## MATERIAL PROVIDED

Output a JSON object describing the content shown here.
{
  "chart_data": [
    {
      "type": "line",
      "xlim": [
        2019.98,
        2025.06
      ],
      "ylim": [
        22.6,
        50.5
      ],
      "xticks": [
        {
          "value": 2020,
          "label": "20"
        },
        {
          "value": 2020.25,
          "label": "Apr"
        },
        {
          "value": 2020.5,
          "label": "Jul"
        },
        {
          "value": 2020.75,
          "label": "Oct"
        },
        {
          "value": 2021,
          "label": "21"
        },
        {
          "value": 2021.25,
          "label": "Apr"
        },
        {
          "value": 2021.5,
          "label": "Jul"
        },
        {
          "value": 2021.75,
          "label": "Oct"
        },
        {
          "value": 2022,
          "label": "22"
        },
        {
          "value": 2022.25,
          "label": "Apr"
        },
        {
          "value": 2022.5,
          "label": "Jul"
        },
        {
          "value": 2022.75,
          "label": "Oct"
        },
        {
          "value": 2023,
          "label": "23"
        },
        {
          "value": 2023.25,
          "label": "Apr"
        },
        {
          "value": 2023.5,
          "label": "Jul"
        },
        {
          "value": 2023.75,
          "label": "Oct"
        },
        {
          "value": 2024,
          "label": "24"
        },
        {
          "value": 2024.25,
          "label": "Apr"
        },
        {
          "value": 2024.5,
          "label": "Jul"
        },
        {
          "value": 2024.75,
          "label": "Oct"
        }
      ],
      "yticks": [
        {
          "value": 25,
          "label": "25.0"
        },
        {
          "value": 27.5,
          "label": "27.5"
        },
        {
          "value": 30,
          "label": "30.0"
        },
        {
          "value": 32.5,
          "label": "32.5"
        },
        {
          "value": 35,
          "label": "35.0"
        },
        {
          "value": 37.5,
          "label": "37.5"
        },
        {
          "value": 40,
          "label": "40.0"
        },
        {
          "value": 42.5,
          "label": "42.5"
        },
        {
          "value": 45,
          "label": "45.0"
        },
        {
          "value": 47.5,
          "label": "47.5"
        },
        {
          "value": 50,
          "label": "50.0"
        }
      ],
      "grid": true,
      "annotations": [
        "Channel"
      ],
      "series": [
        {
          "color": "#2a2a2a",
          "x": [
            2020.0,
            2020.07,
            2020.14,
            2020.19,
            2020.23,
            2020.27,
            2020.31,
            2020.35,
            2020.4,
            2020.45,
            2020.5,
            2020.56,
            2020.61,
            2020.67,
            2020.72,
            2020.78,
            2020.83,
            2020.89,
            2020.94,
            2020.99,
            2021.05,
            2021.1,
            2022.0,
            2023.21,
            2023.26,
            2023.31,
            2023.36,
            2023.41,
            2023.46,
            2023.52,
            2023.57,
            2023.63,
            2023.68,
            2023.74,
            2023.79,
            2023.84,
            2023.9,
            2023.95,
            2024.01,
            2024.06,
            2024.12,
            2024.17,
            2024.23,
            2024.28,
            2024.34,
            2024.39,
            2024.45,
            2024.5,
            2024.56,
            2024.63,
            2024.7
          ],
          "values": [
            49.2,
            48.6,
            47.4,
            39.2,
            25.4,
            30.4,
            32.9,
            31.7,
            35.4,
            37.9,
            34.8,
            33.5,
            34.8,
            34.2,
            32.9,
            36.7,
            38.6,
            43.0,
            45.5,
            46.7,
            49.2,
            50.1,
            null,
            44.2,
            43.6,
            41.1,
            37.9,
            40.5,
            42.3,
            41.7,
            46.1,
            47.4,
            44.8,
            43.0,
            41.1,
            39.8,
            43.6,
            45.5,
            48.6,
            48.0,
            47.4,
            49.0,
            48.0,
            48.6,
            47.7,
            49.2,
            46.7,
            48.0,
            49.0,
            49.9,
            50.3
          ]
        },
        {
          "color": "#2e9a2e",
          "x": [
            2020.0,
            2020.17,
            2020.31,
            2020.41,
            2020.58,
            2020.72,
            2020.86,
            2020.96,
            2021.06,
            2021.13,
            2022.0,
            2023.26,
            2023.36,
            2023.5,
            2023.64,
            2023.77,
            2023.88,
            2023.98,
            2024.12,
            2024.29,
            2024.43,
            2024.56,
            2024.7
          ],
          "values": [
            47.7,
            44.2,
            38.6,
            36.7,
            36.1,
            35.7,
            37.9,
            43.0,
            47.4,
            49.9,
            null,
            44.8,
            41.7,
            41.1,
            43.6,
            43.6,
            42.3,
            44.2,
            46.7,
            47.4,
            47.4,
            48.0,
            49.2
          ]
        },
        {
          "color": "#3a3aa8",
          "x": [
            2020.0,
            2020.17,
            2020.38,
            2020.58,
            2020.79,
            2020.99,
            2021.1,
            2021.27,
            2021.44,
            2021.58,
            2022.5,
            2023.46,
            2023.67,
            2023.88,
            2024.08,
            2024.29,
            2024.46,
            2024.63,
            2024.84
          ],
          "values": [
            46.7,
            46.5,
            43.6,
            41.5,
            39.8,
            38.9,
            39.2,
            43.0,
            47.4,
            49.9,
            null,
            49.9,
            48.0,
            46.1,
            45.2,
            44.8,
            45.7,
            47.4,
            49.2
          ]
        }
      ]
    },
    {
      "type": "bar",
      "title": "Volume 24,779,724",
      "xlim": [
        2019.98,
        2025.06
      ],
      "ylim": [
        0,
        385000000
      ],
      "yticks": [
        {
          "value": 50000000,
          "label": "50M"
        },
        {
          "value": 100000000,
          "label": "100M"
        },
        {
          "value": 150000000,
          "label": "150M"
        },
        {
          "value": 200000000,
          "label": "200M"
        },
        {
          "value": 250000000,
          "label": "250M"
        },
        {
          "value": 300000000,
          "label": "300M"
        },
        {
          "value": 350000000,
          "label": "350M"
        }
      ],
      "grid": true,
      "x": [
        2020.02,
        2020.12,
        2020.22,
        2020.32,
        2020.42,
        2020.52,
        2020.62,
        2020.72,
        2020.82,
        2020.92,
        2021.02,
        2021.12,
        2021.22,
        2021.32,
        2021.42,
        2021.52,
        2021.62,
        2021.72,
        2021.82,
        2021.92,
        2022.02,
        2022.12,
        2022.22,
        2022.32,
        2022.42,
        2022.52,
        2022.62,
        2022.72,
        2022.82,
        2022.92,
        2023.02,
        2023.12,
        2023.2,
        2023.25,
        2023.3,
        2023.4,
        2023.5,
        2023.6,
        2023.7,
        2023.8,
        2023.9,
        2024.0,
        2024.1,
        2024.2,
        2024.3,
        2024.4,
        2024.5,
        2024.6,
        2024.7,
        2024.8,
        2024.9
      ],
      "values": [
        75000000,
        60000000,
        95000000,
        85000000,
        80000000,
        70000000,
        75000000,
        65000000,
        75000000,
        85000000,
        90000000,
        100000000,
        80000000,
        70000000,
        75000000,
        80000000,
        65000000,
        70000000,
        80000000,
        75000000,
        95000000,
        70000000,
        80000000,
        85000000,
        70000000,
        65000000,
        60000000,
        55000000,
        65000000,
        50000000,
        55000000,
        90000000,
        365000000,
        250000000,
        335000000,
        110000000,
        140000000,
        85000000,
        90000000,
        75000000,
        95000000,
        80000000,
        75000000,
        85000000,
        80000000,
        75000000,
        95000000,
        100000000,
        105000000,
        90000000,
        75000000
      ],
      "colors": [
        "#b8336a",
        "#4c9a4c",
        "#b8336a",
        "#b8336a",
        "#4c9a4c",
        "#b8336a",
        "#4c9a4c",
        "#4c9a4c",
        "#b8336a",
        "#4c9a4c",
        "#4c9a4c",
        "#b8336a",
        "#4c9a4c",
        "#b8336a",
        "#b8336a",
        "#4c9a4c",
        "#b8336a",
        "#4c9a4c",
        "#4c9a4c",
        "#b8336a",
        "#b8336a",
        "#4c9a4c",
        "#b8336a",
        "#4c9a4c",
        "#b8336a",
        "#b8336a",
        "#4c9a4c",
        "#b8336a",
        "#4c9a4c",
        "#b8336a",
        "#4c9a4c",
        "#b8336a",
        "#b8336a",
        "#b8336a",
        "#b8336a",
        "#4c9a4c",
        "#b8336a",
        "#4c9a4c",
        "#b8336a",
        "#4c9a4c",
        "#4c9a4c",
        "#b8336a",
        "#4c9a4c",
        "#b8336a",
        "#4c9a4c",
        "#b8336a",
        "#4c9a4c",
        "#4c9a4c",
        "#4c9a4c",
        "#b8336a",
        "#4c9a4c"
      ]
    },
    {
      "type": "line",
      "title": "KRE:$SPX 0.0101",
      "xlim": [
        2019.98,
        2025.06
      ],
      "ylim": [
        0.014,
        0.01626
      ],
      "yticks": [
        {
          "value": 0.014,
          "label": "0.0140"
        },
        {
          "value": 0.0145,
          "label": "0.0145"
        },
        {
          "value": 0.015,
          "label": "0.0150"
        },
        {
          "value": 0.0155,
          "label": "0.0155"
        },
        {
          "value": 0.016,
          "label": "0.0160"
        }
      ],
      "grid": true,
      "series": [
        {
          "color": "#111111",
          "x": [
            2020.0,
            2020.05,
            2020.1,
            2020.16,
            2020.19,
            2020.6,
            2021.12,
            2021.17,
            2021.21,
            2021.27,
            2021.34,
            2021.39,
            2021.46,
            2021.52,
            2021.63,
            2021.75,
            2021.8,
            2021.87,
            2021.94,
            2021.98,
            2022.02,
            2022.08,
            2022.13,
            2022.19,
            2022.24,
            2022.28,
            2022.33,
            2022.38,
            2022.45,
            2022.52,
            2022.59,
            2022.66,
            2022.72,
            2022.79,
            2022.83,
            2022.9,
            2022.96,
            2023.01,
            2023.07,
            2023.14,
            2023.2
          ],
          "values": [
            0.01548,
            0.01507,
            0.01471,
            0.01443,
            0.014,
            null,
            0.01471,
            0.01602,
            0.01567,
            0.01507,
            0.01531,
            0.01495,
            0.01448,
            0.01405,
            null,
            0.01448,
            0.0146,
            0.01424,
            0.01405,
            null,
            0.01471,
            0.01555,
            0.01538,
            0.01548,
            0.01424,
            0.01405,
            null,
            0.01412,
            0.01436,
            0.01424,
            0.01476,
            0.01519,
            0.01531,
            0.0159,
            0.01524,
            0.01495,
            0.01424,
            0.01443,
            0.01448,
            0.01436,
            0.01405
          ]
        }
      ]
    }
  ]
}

## WHAT THE TASK ASKS
State, as a number only, how many lines in the entries include "title".

## EXERCISE SOLUTION
2